Dataset entries
··········

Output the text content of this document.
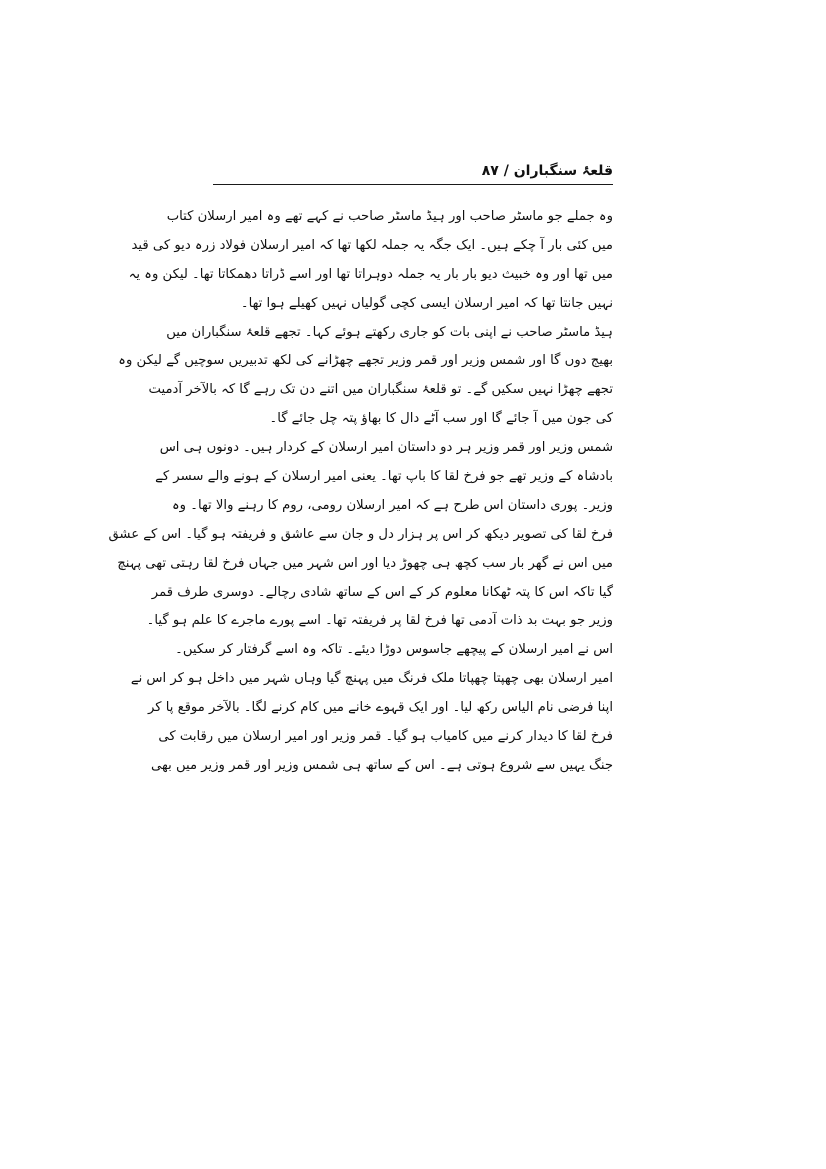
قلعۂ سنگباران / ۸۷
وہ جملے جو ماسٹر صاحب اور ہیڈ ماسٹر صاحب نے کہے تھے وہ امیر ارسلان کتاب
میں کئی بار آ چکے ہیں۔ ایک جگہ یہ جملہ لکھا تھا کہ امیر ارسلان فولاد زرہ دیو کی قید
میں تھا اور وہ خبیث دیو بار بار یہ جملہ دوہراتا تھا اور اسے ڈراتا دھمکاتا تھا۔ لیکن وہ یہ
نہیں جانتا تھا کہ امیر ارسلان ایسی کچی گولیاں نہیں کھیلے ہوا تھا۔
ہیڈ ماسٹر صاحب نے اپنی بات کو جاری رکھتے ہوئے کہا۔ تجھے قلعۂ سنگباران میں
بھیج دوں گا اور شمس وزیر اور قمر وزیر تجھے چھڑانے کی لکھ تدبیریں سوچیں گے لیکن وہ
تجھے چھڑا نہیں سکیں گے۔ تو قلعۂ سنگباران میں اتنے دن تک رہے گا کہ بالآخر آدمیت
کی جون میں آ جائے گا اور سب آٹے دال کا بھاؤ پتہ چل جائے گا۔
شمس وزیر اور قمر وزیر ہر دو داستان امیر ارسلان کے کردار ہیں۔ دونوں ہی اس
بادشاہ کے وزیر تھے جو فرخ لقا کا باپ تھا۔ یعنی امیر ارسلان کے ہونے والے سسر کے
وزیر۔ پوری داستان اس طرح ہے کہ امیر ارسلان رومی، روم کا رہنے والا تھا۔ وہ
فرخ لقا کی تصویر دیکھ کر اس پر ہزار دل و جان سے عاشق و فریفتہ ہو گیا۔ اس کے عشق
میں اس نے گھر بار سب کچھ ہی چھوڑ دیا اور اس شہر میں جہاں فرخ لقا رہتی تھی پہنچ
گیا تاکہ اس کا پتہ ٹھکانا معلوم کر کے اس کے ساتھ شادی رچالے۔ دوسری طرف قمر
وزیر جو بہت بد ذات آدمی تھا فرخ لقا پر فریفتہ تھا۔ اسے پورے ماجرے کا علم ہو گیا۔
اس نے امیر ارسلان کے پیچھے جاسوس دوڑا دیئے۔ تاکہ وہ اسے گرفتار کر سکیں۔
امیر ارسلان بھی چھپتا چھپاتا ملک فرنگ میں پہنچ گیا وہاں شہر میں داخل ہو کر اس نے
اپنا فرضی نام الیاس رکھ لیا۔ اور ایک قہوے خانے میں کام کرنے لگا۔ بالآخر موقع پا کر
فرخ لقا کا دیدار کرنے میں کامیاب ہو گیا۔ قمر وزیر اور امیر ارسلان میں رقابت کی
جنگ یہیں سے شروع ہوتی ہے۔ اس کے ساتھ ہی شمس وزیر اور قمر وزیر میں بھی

··········

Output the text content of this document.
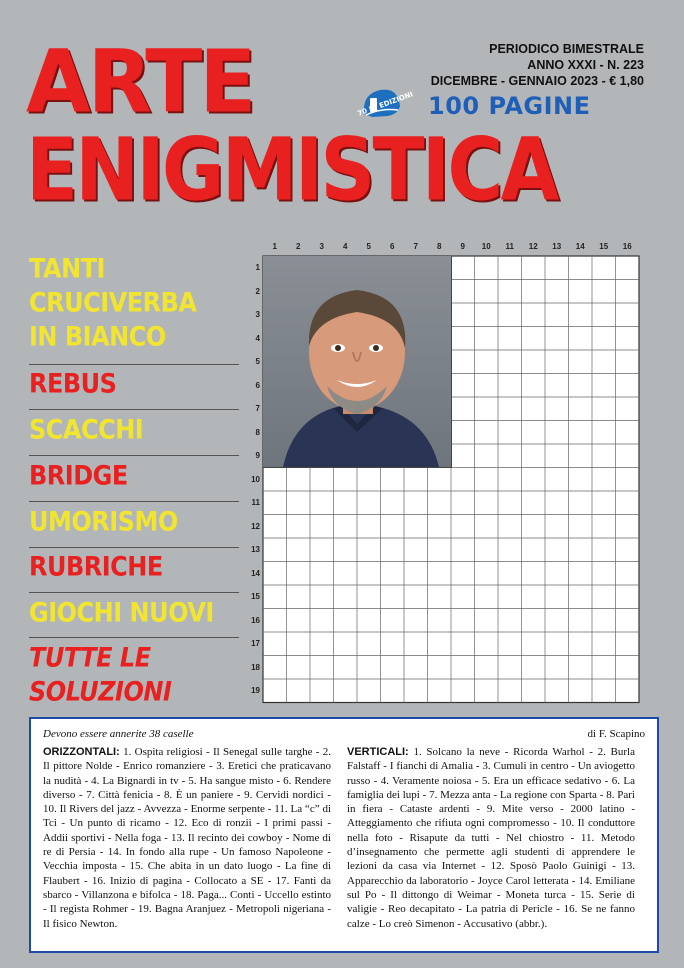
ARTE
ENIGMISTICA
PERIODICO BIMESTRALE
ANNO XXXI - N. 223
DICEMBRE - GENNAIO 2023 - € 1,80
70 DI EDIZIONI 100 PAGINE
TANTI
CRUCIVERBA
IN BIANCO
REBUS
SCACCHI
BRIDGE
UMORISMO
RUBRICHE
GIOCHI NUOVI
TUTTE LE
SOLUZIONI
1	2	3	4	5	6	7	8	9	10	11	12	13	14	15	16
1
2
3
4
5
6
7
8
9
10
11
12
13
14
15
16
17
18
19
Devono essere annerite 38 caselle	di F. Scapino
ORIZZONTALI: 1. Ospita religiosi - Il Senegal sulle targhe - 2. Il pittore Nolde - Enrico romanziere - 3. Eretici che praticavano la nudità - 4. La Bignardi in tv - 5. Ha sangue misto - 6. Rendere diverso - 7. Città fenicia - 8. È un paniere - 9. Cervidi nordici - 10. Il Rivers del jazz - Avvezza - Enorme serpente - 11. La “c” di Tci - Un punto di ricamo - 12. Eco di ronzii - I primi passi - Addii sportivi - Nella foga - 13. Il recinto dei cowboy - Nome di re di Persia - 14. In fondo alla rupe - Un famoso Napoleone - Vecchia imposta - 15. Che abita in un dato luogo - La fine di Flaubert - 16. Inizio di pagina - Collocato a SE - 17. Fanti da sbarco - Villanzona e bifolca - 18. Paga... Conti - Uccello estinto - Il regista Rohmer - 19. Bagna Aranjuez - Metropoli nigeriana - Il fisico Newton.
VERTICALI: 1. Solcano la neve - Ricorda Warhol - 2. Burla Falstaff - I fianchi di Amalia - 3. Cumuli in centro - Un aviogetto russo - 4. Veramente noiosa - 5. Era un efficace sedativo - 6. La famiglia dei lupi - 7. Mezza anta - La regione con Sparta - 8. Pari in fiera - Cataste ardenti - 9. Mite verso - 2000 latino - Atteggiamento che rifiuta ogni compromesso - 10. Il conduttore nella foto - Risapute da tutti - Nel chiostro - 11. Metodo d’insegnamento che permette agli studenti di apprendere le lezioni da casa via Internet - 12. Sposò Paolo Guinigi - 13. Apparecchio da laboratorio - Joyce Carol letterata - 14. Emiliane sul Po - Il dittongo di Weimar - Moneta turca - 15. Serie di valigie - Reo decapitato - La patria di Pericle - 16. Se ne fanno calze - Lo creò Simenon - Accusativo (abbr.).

··········

Direction
Select every line in the material above where the string "تاکہ" occurs, and copy it.

Full output
گیا تاکہ اس کا پتہ ٹھکانا معلوم کر کے اس کے ساتھ شادی رچالے۔ دوسری طرف قمر
اس نے امیر ارسلان کے پیچھے جاسوس دوڑا دیئے۔ تاکہ وہ اسے گرفتار کر سکیں۔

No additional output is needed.